====== Material for this task
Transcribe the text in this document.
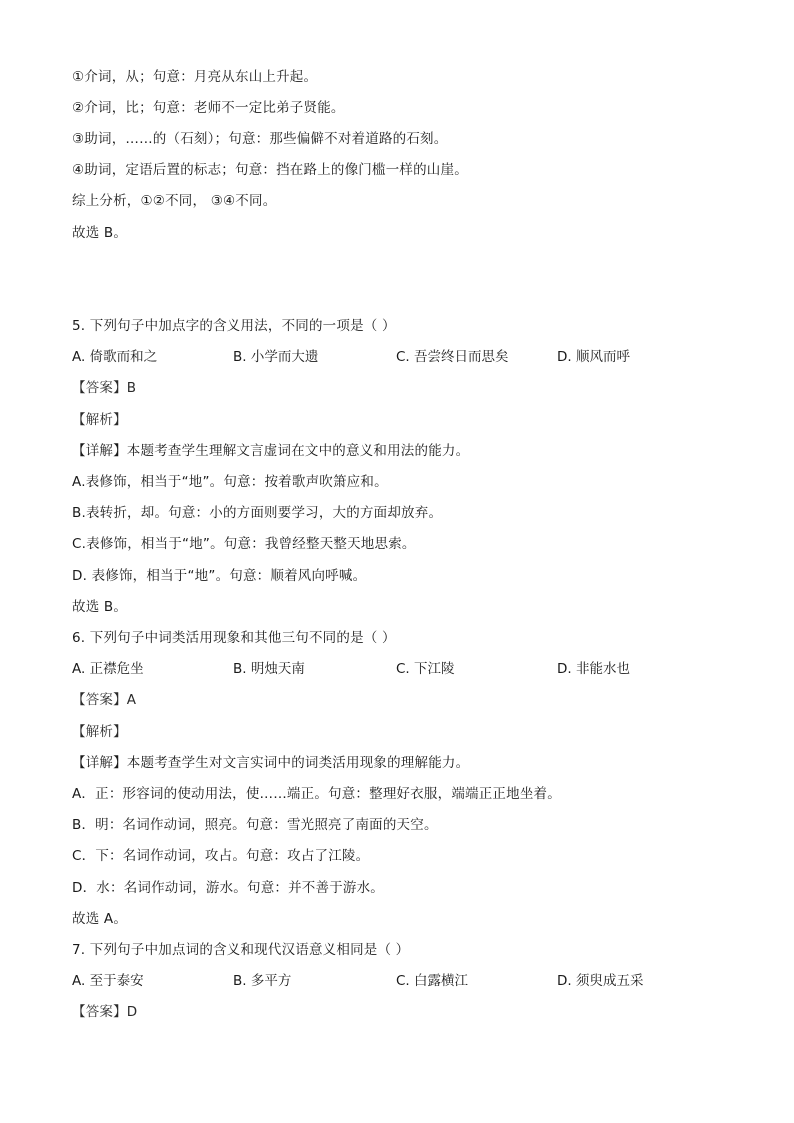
①介词，从；句意：月亮从东山上升起。
②介词，比；句意：老师不一定比弟子贤能。
③助词，……的（石刻）；句意：那些偏僻不对着道路的石刻。
④助词，定语后置的标志；句意：挡在路上的像门槛一样的山崖。
综上分析，①②不同， ③④不同。
故选 B。
5. 下列句子中加点字的含义用法，不同的一项是（ ）
A. 倚歌而和之	B. 小学而大遗	C. 吾尝终日而思矣	D. 顺风而呼
【答案】B
【解析】
【详解】本题考查学生理解文言虚词在文中的意义和用法的能力。
A.表修饰，相当于“地”。句意：按着歌声吹箫应和。
B.表转折，却。句意：小的方面则要学习，大的方面却放弃。
C.表修饰，相当于“地”。句意：我曾经整天整天地思索。
D. 表修饰，相当于“地”。句意：顺着风向呼喊。
故选 B。
6. 下列句子中词类活用现象和其他三句不同的是（ ）
A. 正襟危坐	B. 明烛天南	C. 下江陵	D. 非能水也
【答案】A
【解析】
【详解】本题考查学生对文言实词中的词类活用现象的理解能力。
A．正：形容词的使动用法，使……端正。句意：整理好衣服，端端正正地坐着。
B．明：名词作动词，照亮。句意：雪光照亮了南面的天空。
C．下：名词作动词，攻占。句意：攻占了江陵。
D．水：名词作动词，游水。句意：并不善于游水。
故选 A。
7. 下列句子中加点词的含义和现代汉语意义相同是（ ）
A. 至于泰安	B. 多平方	C. 白露横江	D. 须臾成五采
【答案】D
============
Instruction:
Restate the listing above word for word, and skip the pictures.

Output of the task:
Transcribe the text in this document.
①介词，从；句意：月亮从东山上升起。
②介词，比；句意：老师不一定比弟子贤能。
③助词，……的（石刻）；句意：那些偏僻不对着道路的石刻。
④助词，定语后置的标志；句意：挡在路上的像门槛一样的山崖。
综上分析，①②不同， ③④不同。
故选 B。
5. 下列句子中加点字的含义用法，不同的一项是（ ）
A. 倚歌而和之	B. 小学而大遗	C. 吾尝终日而思矣	D. 顺风而呼
【答案】B
【解析】
【详解】本题考查学生理解文言虚词在文中的意义和用法的能力。
A.表修饰，相当于“地”。句意：按着歌声吹箫应和。
B.表转折，却。句意：小的方面则要学习，大的方面却放弃。
C.表修饰，相当于“地”。句意：我曾经整天整天地思索。
D. 表修饰，相当于“地”。句意：顺着风向呼喊。
故选 B。
6. 下列句子中词类活用现象和其他三句不同的是（ ）
A. 正襟危坐	B. 明烛天南	C. 下江陵	D. 非能水也
【答案】A
【解析】
【详解】本题考查学生对文言实词中的词类活用现象的理解能力。
A．正：形容词的使动用法，使……端正。句意：整理好衣服，端端正正地坐着。
B．明：名词作动词，照亮。句意：雪光照亮了南面的天空。
C．下：名词作动词，攻占。句意：攻占了江陵。
D．水：名词作动词，游水。句意：并不善于游水。
故选 A。
7. 下列句子中加点词的含义和现代汉语意义相同是（ ）
A. 至于泰安	B. 多平方	C. 白露横江	D. 须臾成五采
【答案】D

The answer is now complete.